▶ [Work instruction 1]: Translate this sentence from the nuclear safety comments into Spanish: "Large areas of land have been polluted and the cleanup costs have been enormous."
▶ [Work instruction 2]:
Using the nuclear safety comments, answer each question briefly.
(a) How many people does the text say were killed at Vajont in 1963?
(b) How long does the text say it will take to clean up after Fukushima?
(c) What death toll does the text give for the Bhopal disaster?
▶ [Work instruction 3]: In the nuclear safety comments, rewrite the paragraph that begins "How many more disasters before you work out that nuclear power is not safe" as a short bulleted list that keeps its main points.

··· Extract ···

It's a political and economic problem, not a technological one. Technically safe-ish nukes are almost possible. But you don't hand nuke technology to pointy-haired bosses and freebooting profiteers like TEPCO and expect them to run it safely - because they can't and won't.
If anyone believes otherwise, email me and I'll sell you a nice shiny bridge someone gave me recently.
At a fair price, too.
Add to that that most nuclear waste sites need some form of -probably costly- maintenance. We KNOW that at some moment in the future some CEO/Minister or whatever will have the bright idea of suppressing this superfluous expending, or simply will lack the resources for performing said maintenance.
How many more disasters before you work out that nuclear power is not safe and never will be as long as we allow humans to design, build and control them? If it were safe we wouldn't be able to quote a long list of nuclear accidents. Not many people have been killed, but that is not the only measure of safety. Large areas of land have been polluted and the cleanup costs have been enormous. If nuclear power were as safe as claimed there would be not a single accident.
"How many more disasters before you work out that ANY non-trivial industry is not inherently safe and never will be as long as we allow humans to design, build and control them?"
There, fixed that for you.
Number of people killed by renewable electricity generation at Vajont, in 1963: over 2000.
Entire towns and villages were literally wiped off the map. Entire families killed. In some villages, nothing at all remained to even suggest a village had stood there.
And that's just ONE example of how other, non-nuclear, industries can fucking things up on a truly monumental scale.
Now, let's look at coal-fired power stations. How about this trivial little incident? What about the Piper Alpha disaster? Or the Deepwater Horizon? How much do you think has been spent so far on the oil spillages that cost billions of dollars, and many, many years, to clean up?
Here's a hint: they're still cleaning up after the Exxon Valdez, which occurred [i]over 22 years ago.[/i] Yes, it'll take 30 years to clean up after Fukushima, but one of the reasons for it is that there was also a major, far more harmful, earthquake and tsunami in the same area too. Unlike the Fukushima structures, most of the surrounding residential homes were destroyed. Which, incidentally, is one of the reasons why many are in no particular hurry to return as they have nothing to return [i]to.[/i]
What about the Aberfan mining waste landslide in Wales that wiped out almost an entire school full of children?
What about the Bhopal disaster (over 12000 dead)?
And you weirdoes still think nuclear power is still "inherently worse" than coal, hydroelectric or oil and gas? We know how to handle nuclear waste: subduction zones would do it for peanuts. Breeder reactors will let us recycle the fuel multiple times, making it much more cost-effective too.

··· Records shown ···

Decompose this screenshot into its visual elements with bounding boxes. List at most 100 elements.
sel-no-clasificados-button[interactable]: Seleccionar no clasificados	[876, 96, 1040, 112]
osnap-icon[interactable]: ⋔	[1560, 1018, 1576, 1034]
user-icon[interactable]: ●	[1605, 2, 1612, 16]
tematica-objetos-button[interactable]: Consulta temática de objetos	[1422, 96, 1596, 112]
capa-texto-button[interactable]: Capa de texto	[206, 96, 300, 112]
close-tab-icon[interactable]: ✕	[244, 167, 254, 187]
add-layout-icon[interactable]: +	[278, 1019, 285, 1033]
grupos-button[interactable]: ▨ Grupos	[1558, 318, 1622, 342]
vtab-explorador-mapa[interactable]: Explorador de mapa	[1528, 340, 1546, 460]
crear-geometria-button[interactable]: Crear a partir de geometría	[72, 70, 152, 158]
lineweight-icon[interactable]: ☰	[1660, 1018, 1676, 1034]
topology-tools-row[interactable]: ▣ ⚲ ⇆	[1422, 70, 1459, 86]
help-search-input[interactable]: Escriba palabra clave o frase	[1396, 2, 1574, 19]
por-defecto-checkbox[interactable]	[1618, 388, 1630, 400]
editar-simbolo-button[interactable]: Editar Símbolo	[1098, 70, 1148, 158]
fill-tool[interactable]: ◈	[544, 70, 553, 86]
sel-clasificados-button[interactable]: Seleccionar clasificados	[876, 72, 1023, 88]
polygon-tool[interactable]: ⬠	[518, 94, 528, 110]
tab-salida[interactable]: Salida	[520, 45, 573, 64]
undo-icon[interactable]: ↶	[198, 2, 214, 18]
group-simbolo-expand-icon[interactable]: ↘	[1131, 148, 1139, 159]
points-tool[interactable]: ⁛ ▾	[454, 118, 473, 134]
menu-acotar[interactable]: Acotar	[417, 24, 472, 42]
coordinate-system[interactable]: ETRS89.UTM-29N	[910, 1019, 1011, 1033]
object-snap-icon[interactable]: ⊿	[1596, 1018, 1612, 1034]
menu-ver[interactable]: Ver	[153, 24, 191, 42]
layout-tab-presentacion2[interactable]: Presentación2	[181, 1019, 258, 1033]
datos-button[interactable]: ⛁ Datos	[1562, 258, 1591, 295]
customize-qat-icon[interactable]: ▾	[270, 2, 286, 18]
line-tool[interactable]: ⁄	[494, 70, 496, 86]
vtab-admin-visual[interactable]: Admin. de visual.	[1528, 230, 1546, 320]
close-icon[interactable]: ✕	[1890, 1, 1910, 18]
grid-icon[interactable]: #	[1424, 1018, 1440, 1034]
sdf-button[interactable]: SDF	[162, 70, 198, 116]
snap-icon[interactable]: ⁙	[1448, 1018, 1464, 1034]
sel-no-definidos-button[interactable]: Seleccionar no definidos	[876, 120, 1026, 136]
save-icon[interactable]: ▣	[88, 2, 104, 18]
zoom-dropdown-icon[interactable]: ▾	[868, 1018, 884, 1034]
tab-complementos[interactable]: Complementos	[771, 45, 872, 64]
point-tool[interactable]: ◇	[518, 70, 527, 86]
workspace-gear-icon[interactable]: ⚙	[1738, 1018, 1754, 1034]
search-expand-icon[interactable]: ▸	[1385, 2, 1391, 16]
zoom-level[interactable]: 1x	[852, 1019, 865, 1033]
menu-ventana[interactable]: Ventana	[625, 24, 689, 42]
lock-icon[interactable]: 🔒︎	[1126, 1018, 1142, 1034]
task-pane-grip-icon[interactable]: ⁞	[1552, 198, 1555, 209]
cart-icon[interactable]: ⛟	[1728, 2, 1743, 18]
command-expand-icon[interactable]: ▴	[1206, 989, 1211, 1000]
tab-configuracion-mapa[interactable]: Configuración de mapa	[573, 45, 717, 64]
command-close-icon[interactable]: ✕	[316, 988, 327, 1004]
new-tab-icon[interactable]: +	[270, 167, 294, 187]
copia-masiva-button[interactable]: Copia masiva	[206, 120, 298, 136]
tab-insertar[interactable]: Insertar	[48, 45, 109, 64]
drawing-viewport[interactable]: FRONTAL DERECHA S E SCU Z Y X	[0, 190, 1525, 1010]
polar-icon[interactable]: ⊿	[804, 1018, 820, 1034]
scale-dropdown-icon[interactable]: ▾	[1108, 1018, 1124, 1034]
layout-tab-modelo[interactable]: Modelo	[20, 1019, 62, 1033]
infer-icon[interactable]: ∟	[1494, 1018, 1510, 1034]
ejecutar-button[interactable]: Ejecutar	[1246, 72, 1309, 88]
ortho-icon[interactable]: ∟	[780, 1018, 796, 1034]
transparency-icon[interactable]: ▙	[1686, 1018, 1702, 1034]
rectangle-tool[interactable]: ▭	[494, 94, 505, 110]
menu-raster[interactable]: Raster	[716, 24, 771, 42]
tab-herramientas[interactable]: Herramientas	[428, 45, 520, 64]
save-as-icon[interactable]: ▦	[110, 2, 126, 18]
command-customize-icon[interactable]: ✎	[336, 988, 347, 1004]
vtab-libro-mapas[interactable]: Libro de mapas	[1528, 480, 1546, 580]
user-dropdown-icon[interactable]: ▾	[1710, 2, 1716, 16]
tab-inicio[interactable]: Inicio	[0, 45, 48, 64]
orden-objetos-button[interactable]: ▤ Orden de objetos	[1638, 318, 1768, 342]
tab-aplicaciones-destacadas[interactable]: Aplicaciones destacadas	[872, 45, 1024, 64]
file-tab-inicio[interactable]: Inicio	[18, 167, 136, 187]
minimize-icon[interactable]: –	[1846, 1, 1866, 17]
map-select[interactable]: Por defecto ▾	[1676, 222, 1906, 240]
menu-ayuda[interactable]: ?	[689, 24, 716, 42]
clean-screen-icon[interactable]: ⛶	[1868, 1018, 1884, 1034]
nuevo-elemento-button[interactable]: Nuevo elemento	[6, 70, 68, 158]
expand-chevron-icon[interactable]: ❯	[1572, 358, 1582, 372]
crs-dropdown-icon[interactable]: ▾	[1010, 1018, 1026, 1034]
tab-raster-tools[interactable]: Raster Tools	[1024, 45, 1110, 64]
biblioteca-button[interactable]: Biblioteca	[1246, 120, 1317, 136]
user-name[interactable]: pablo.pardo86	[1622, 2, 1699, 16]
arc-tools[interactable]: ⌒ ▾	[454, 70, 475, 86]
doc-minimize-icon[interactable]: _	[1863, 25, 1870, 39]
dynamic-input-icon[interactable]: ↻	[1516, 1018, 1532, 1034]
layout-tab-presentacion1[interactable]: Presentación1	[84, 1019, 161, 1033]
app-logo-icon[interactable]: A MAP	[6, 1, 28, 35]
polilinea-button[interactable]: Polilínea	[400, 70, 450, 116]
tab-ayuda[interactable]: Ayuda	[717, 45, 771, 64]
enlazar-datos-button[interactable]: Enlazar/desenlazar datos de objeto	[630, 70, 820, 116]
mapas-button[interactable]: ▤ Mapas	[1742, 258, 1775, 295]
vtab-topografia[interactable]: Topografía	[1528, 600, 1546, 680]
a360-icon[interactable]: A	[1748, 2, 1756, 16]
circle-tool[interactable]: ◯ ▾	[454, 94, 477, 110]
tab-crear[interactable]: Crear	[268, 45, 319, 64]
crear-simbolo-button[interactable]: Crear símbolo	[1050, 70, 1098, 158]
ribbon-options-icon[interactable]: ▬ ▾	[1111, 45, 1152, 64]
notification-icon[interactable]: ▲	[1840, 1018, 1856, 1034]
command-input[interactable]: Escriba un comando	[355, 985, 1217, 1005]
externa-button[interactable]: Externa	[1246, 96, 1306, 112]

···

▶ [Written solution 1]: Grandes extensiones de tierra han sido contaminadas y los costos de limpieza han sido enormes.

▶ [Written solution 2]:
(a) Over 2000.
(b) 30 years.
(c) Over 12000.

▶ [Written solution 3]:
- Nuclear power is not safe and never will be while humans design, build and control it.
- A long list of nuclear accidents can be quoted.
- Few people have been killed, but deaths are not the only measure of safety.
- Large areas of land have been polluted, and cleanup costs have been enormous.
- If nuclear power were as safe as claimed, there would not be a single accident.